- [TASK TO COMPLETE] Print every entry exactly as written.

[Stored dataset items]
_ _ _ _ _ _ _

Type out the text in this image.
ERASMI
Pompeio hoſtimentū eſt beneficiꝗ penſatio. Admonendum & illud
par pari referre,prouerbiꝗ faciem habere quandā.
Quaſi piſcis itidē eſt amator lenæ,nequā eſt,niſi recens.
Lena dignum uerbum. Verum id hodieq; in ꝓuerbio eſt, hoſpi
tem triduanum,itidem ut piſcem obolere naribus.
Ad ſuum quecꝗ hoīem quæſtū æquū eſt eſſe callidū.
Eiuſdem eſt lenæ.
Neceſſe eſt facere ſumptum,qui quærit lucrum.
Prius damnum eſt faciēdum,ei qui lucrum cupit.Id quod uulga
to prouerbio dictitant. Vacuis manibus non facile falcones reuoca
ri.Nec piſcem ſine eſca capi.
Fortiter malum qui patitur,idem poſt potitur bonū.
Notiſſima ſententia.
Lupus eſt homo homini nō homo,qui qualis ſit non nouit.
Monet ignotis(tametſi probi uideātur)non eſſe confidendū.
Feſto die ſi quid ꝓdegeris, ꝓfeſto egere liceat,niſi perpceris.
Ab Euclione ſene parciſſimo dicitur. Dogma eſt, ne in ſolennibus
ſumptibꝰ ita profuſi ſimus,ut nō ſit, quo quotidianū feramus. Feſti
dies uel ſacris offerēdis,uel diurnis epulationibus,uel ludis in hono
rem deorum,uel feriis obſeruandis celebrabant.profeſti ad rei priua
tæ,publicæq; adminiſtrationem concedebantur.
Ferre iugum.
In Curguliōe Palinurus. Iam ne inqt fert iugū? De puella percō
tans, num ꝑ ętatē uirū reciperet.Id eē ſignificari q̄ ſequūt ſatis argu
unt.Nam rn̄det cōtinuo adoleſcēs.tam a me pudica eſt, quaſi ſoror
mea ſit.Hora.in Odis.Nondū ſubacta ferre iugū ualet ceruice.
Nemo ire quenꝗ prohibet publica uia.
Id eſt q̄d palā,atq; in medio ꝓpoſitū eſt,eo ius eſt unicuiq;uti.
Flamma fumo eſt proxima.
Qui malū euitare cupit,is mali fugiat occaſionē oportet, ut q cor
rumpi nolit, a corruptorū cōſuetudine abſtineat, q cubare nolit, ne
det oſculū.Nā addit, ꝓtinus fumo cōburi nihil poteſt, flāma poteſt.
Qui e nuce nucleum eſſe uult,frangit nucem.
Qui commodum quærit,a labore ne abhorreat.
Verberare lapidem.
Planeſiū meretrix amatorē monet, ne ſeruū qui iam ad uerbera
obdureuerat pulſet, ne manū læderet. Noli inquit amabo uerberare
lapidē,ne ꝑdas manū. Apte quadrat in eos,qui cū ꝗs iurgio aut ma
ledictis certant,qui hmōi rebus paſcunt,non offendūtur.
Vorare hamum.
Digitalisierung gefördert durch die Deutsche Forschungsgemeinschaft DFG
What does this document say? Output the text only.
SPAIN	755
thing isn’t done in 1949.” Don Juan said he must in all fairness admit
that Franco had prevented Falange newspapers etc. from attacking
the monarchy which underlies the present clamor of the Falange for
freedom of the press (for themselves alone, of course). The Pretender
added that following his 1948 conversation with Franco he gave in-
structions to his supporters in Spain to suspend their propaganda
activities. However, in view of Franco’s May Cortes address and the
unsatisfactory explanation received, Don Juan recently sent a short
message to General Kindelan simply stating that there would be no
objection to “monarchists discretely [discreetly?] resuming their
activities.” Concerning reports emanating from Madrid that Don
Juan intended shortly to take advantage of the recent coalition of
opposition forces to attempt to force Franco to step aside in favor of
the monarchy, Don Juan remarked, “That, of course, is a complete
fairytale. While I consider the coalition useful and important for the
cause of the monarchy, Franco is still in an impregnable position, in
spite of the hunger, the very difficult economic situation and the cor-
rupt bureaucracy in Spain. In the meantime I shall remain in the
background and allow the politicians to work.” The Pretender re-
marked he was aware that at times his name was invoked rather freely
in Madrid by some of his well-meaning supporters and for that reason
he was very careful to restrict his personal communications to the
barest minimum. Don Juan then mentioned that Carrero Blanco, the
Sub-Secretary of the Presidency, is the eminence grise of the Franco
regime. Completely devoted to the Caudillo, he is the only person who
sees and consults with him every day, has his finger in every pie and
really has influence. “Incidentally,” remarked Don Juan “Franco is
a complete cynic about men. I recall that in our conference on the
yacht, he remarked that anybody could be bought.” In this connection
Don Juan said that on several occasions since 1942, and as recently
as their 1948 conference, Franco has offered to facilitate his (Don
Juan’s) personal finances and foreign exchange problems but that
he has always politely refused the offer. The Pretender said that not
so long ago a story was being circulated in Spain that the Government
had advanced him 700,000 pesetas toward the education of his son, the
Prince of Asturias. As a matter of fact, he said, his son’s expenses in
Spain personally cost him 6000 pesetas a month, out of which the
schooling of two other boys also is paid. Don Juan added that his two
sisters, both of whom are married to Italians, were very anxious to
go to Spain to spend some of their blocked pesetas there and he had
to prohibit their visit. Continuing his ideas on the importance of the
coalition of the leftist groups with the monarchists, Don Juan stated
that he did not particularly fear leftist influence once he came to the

_ _ _ _ _ _ _

- [THE SOLUTION]
Type out the text in this image.
ERASMI
Pompeio hoſtimentū eſt beneficiꝗ penſatio. Admonendum & illud
par pari referre,prouerbiꝗ faciem habere quandā.
Quaſi piſcis itidē eſt amator lenæ,nequā eſt,niſi recens.
Lena dignum uerbum. Verum id hodieq; in ꝓuerbio eſt, hoſpi
tem triduanum,itidem ut piſcem obolere naribus.
Ad ſuum quecꝗ hoīem quæſtū æquū eſt eſſe callidū.
Eiuſdem eſt lenæ.
Neceſſe eſt facere ſumptum,qui quærit lucrum.
Prius damnum eſt faciēdum,ei qui lucrum cupit.Id quod uulga
to prouerbio dictitant. Vacuis manibus non facile falcones reuoca
ri.Nec piſcem ſine eſca capi.
Fortiter malum qui patitur,idem poſt potitur bonū.
Notiſſima ſententia.
Lupus eſt homo homini nō homo,qui qualis ſit non nouit.
Monet ignotis(tametſi probi uideātur)non eſſe confidendū.
Feſto die ſi quid ꝓdegeris, ꝓfeſto egere liceat,niſi perpceris.
Ab Euclione ſene parciſſimo dicitur. Dogma eſt, ne in ſolennibus
ſumptibꝰ ita profuſi ſimus,ut nō ſit, quo quotidianū feramus. Feſti
dies uel ſacris offerēdis,uel diurnis epulationibus,uel ludis in hono
rem deorum,uel feriis obſeruandis celebrabant.profeſti ad rei priua
tæ,publicæq; adminiſtrationem concedebantur.
Ferre iugum.
In Curguliōe Palinurus. Iam ne inqt fert iugū? De puella percō
tans, num ꝑ ętatē uirū reciperet.Id eē ſignificari q̄ ſequūt ſatis argu
unt.Nam rn̄det cōtinuo adoleſcēs.tam a me pudica eſt, quaſi ſoror
mea ſit.Hora.in Odis.Nondū ſubacta ferre iugū ualet ceruice.
Nemo ire quenꝗ prohibet publica uia.
Id eſt q̄d palā,atq; in medio ꝓpoſitū eſt,eo ius eſt unicuiq;uti.
Flamma fumo eſt proxima.
Qui malū euitare cupit,is mali fugiat occaſionē oportet, ut q cor
rumpi nolit, a corruptorū cōſuetudine abſtineat, q cubare nolit, ne
det oſculū.Nā addit, ꝓtinus fumo cōburi nihil poteſt, flāma poteſt.
Qui e nuce nucleum eſſe uult,frangit nucem.
Qui commodum quærit,a labore ne abhorreat.
Verberare lapidem.
Planeſiū meretrix amatorē monet, ne ſeruū qui iam ad uerbera
obdureuerat pulſet, ne manū læderet. Noli inquit amabo uerberare
lapidē,ne ꝑdas manū. Apte quadrat in eos,qui cū ꝗs iurgio aut ma
ledictis certant,qui hmōi rebus paſcunt,non offendūtur.
Vorare hamum.
Digitalisierung gefördert durch die Deutsche Forschungsgemeinschaft DFG
What does this document say? Output the text only.
SPAIN	755
thing isn’t done in 1949.” Don Juan said he must in all fairness admit
that Franco had prevented Falange newspapers etc. from attacking
the monarchy which underlies the present clamor of the Falange for
freedom of the press (for themselves alone, of course). The Pretender
added that following his 1948 conversation with Franco he gave in-
structions to his supporters in Spain to suspend their propaganda
activities. However, in view of Franco’s May Cortes address and the
unsatisfactory explanation received, Don Juan recently sent a short
message to General Kindelan simply stating that there would be no
objection to “monarchists discretely [discreetly?] resuming their
activities.” Concerning reports emanating from Madrid that Don
Juan intended shortly to take advantage of the recent coalition of
opposition forces to attempt to force Franco to step aside in favor of
the monarchy, Don Juan remarked, “That, of course, is a complete
fairytale. While I consider the coalition useful and important for the
cause of the monarchy, Franco is still in an impregnable position, in
spite of the hunger, the very difficult economic situation and the cor-
rupt bureaucracy in Spain. In the meantime I shall remain in the
background and allow the politicians to work.” The Pretender re-
marked he was aware that at times his name was invoked rather freely
in Madrid by some of his well-meaning supporters and for that reason
he was very careful to restrict his personal communications to the
barest minimum. Don Juan then mentioned that Carrero Blanco, the
Sub-Secretary of the Presidency, is the eminence grise of the Franco
regime. Completely devoted to the Caudillo, he is the only person who
sees and consults with him every day, has his finger in every pie and
really has influence. “Incidentally,” remarked Don Juan “Franco is
a complete cynic about men. I recall that in our conference on the
yacht, he remarked that anybody could be bought.” In this connection
Don Juan said that on several occasions since 1942, and as recently
as their 1948 conference, Franco has offered to facilitate his (Don
Juan’s) personal finances and foreign exchange problems but that
he has always politely refused the offer. The Pretender said that not
so long ago a story was being circulated in Spain that the Government
had advanced him 700,000 pesetas toward the education of his son, the
Prince of Asturias. As a matter of fact, he said, his son’s expenses in
Spain personally cost him 6000 pesetas a month, out of which the
schooling of two other boys also is paid. Don Juan added that his two
sisters, both of whom are married to Italians, were very anxious to
go to Spain to spend some of their blocked pesetas there and he had
to prohibit their visit. Continuing his ideas on the importance of the
coalition of the leftist groups with the monarchists, Don Juan stated
that he did not particularly fear leftist influence once he came to the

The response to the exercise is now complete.